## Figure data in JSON
· · · · ·

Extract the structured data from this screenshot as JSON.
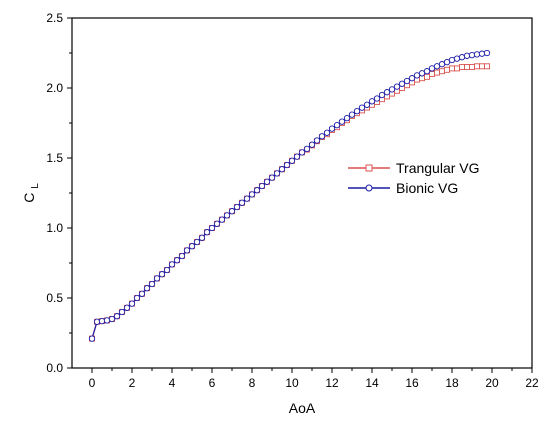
{
  "chart_data": {
    "type": "line",
    "title": "",
    "xlabel": "AoA",
    "ylabel": "C",
    "ylabel_subscript": "L",
    "xlim": [
      -1,
      22
    ],
    "ylim": [
      0,
      2.5
    ],
    "xticks": [
      0,
      2,
      4,
      6,
      8,
      10,
      12,
      14,
      16,
      18,
      20,
      22
    ],
    "yticks": [
      0.0,
      0.5,
      1.0,
      1.5,
      2.0,
      2.5
    ],
    "xtick_labels": [
      "0",
      "2",
      "4",
      "6",
      "8",
      "10",
      "12",
      "14",
      "16",
      "18",
      "20",
      "22"
    ],
    "ytick_labels": [
      "0.0",
      "0.5",
      "1.0",
      "1.5",
      "2.0",
      "2.5"
    ],
    "grid": false,
    "legend_position": "center-right",
    "series": [
      {
        "name": "Trangular VG",
        "color": "#d9534f",
        "marker": "square",
        "x": [
          0.0,
          0.25,
          0.5,
          0.75,
          1.0,
          1.25,
          1.5,
          1.75,
          2.0,
          2.25,
          2.5,
          2.75,
          3.0,
          3.25,
          3.5,
          3.75,
          4.0,
          4.25,
          4.5,
          4.75,
          5.0,
          5.25,
          5.5,
          5.75,
          6.0,
          6.25,
          6.5,
          6.75,
          7.0,
          7.25,
          7.5,
          7.75,
          8.0,
          8.25,
          8.5,
          8.75,
          9.0,
          9.25,
          9.5,
          9.75,
          10.0,
          10.25,
          10.5,
          10.75,
          11.0,
          11.25,
          11.5,
          11.75,
          12.0,
          12.25,
          12.5,
          12.75,
          13.0,
          13.25,
          13.5,
          13.75,
          14.0,
          14.25,
          14.5,
          14.75,
          15.0,
          15.25,
          15.5,
          15.75,
          16.0,
          16.25,
          16.5,
          16.75,
          17.0,
          17.25,
          17.5,
          17.75,
          18.0,
          18.25,
          18.5,
          18.75,
          19.0,
          19.25,
          19.5,
          19.75
        ],
        "y": [
          0.21,
          0.33,
          0.335,
          0.34,
          0.35,
          0.37,
          0.4,
          0.43,
          0.46,
          0.5,
          0.53,
          0.57,
          0.6,
          0.64,
          0.67,
          0.7,
          0.74,
          0.77,
          0.8,
          0.84,
          0.87,
          0.9,
          0.93,
          0.97,
          1.0,
          1.03,
          1.06,
          1.09,
          1.12,
          1.15,
          1.18,
          1.21,
          1.24,
          1.27,
          1.3,
          1.33,
          1.36,
          1.39,
          1.42,
          1.45,
          1.48,
          1.51,
          1.54,
          1.56,
          1.59,
          1.62,
          1.65,
          1.67,
          1.7,
          1.72,
          1.75,
          1.77,
          1.8,
          1.82,
          1.84,
          1.86,
          1.88,
          1.9,
          1.92,
          1.94,
          1.96,
          1.98,
          2.0,
          2.02,
          2.04,
          2.06,
          2.07,
          2.08,
          2.1,
          2.11,
          2.12,
          2.13,
          2.14,
          2.14,
          2.15,
          2.15,
          2.15,
          2.155,
          2.155,
          2.155
        ]
      },
      {
        "name": "Bionic VG",
        "color": "#1a1aa6",
        "marker": "circle",
        "x": [
          0.0,
          0.25,
          0.5,
          0.75,
          1.0,
          1.25,
          1.5,
          1.75,
          2.0,
          2.25,
          2.5,
          2.75,
          3.0,
          3.25,
          3.5,
          3.75,
          4.0,
          4.25,
          4.5,
          4.75,
          5.0,
          5.25,
          5.5,
          5.75,
          6.0,
          6.25,
          6.5,
          6.75,
          7.0,
          7.25,
          7.5,
          7.75,
          8.0,
          8.25,
          8.5,
          8.75,
          9.0,
          9.25,
          9.5,
          9.75,
          10.0,
          10.25,
          10.5,
          10.75,
          11.0,
          11.25,
          11.5,
          11.75,
          12.0,
          12.25,
          12.5,
          12.75,
          13.0,
          13.25,
          13.5,
          13.75,
          14.0,
          14.25,
          14.5,
          14.75,
          15.0,
          15.25,
          15.5,
          15.75,
          16.0,
          16.25,
          16.5,
          16.75,
          17.0,
          17.25,
          17.5,
          17.75,
          18.0,
          18.25,
          18.5,
          18.75,
          19.0,
          19.25,
          19.5,
          19.75
        ],
        "y": [
          0.21,
          0.33,
          0.335,
          0.34,
          0.35,
          0.37,
          0.4,
          0.43,
          0.46,
          0.5,
          0.53,
          0.57,
          0.6,
          0.64,
          0.67,
          0.7,
          0.74,
          0.77,
          0.8,
          0.84,
          0.87,
          0.9,
          0.93,
          0.97,
          1.0,
          1.03,
          1.06,
          1.09,
          1.12,
          1.15,
          1.18,
          1.21,
          1.24,
          1.27,
          1.3,
          1.33,
          1.36,
          1.39,
          1.42,
          1.45,
          1.48,
          1.51,
          1.54,
          1.565,
          1.595,
          1.625,
          1.655,
          1.68,
          1.71,
          1.735,
          1.76,
          1.785,
          1.81,
          1.835,
          1.86,
          1.88,
          1.905,
          1.925,
          1.95,
          1.97,
          1.99,
          2.01,
          2.03,
          2.05,
          2.07,
          2.09,
          2.105,
          2.12,
          2.14,
          2.155,
          2.17,
          2.185,
          2.2,
          2.21,
          2.22,
          2.23,
          2.235,
          2.24,
          2.245,
          2.25
        ]
      }
    ]
  }
}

· · · · ·

## WRITTEN PROBLEM
Reproduce each record above by retyping it exactly; omit all images.

## SOLUTION
Extract the structured data from this screenshot as JSON.
{
  "chart_data": {
    "type": "line",
    "title": "",
    "xlabel": "AoA",
    "ylabel": "C",
    "ylabel_subscript": "L",
    "xlim": [
      -1,
      22
    ],
    "ylim": [
      0,
      2.5
    ],
    "xticks": [
      0,
      2,
      4,
      6,
      8,
      10,
      12,
      14,
      16,
      18,
      20,
      22
    ],
    "yticks": [
      0.0,
      0.5,
      1.0,
      1.5,
      2.0,
      2.5
    ],
    "xtick_labels": [
      "0",
      "2",
      "4",
      "6",
      "8",
      "10",
      "12",
      "14",
      "16",
      "18",
      "20",
      "22"
    ],
    "ytick_labels": [
      "0.0",
      "0.5",
      "1.0",
      "1.5",
      "2.0",
      "2.5"
    ],
    "grid": false,
    "legend_position": "center-right",
    "series": [
      {
        "name": "Trangular VG",
        "color": "#d9534f",
        "marker": "square",
        "x": [
          0.0,
          0.25,
          0.5,
          0.75,
          1.0,
          1.25,
          1.5,
          1.75,
          2.0,
          2.25,
          2.5,
          2.75,
          3.0,
          3.25,
          3.5,
          3.75,
          4.0,
          4.25,
          4.5,
          4.75,
          5.0,
          5.25,
          5.5,
          5.75,
          6.0,
          6.25,
          6.5,
          6.75,
          7.0,
          7.25,
          7.5,
          7.75,
          8.0,
          8.25,
          8.5,
          8.75,
          9.0,
          9.25,
          9.5,
          9.75,
          10.0,
          10.25,
          10.5,
          10.75,
          11.0,
          11.25,
          11.5,
          11.75,
          12.0,
          12.25,
          12.5,
          12.75,
          13.0,
          13.25,
          13.5,
          13.75,
          14.0,
          14.25,
          14.5,
          14.75,
          15.0,
          15.25,
          15.5,
          15.75,
          16.0,
          16.25,
          16.5,
          16.75,
          17.0,
          17.25,
          17.5,
          17.75,
          18.0,
          18.25,
          18.5,
          18.75,
          19.0,
          19.25,
          19.5,
          19.75
        ],
        "y": [
          0.21,
          0.33,
          0.335,
          0.34,
          0.35,
          0.37,
          0.4,
          0.43,
          0.46,
          0.5,
          0.53,
          0.57,
          0.6,
          0.64,
          0.67,
          0.7,
          0.74,
          0.77,
          0.8,
          0.84,
          0.87,
          0.9,
          0.93,
          0.97,
          1.0,
          1.03,
          1.06,
          1.09,
          1.12,
          1.15,
          1.18,
          1.21,
          1.24,
          1.27,
          1.3,
          1.33,
          1.36,
          1.39,
          1.42,
          1.45,
          1.48,
          1.51,
          1.54,
          1.56,
          1.59,
          1.62,
          1.65,
          1.67,
          1.7,
          1.72,
          1.75,
          1.77,
          1.8,
          1.82,
          1.84,
          1.86,
          1.88,
          1.9,
          1.92,
          1.94,
          1.96,
          1.98,
          2.0,
          2.02,
          2.04,
          2.06,
          2.07,
          2.08,
          2.1,
          2.11,
          2.12,
          2.13,
          2.14,
          2.14,
          2.15,
          2.15,
          2.15,
          2.155,
          2.155,
          2.155
        ]
      },
      {
        "name": "Bionic VG",
        "color": "#1a1aa6",
        "marker": "circle",
        "x": [
          0.0,
          0.25,
          0.5,
          0.75,
          1.0,
          1.25,
          1.5,
          1.75,
          2.0,
          2.25,
          2.5,
          2.75,
          3.0,
          3.25,
          3.5,
          3.75,
          4.0,
          4.25,
          4.5,
          4.75,
          5.0,
          5.25,
          5.5,
          5.75,
          6.0,
          6.25,
          6.5,
          6.75,
          7.0,
          7.25,
          7.5,
          7.75,
          8.0,
          8.25,
          8.5,
          8.75,
          9.0,
          9.25,
          9.5,
          9.75,
          10.0,
          10.25,
          10.5,
          10.75,
          11.0,
          11.25,
          11.5,
          11.75,
          12.0,
          12.25,
          12.5,
          12.75,
          13.0,
          13.25,
          13.5,
          13.75,
          14.0,
          14.25,
          14.5,
          14.75,
          15.0,
          15.25,
          15.5,
          15.75,
          16.0,
          16.25,
          16.5,
          16.75,
          17.0,
          17.25,
          17.5,
          17.75,
          18.0,
          18.25,
          18.5,
          18.75,
          19.0,
          19.25,
          19.5,
          19.75
        ],
        "y": [
          0.21,
          0.33,
          0.335,
          0.34,
          0.35,
          0.37,
          0.4,
          0.43,
          0.46,
          0.5,
          0.53,
          0.57,
          0.6,
          0.64,
          0.67,
          0.7,
          0.74,
          0.77,
          0.8,
          0.84,
          0.87,
          0.9,
          0.93,
          0.97,
          1.0,
          1.03,
          1.06,
          1.09,
          1.12,
          1.15,
          1.18,
          1.21,
          1.24,
          1.27,
          1.3,
          1.33,
          1.36,
          1.39,
          1.42,
          1.45,
          1.48,
          1.51,
          1.54,
          1.565,
          1.595,
          1.625,
          1.655,
          1.68,
          1.71,
          1.735,
          1.76,
          1.785,
          1.81,
          1.835,
          1.86,
          1.88,
          1.905,
          1.925,
          1.95,
          1.97,
          1.99,
          2.01,
          2.03,
          2.05,
          2.07,
          2.09,
          2.105,
          2.12,
          2.14,
          2.155,
          2.17,
          2.185,
          2.2,
          2.21,
          2.22,
          2.23,
          2.235,
          2.24,
          2.245,
          2.25
        ]
      }
    ]
  }
}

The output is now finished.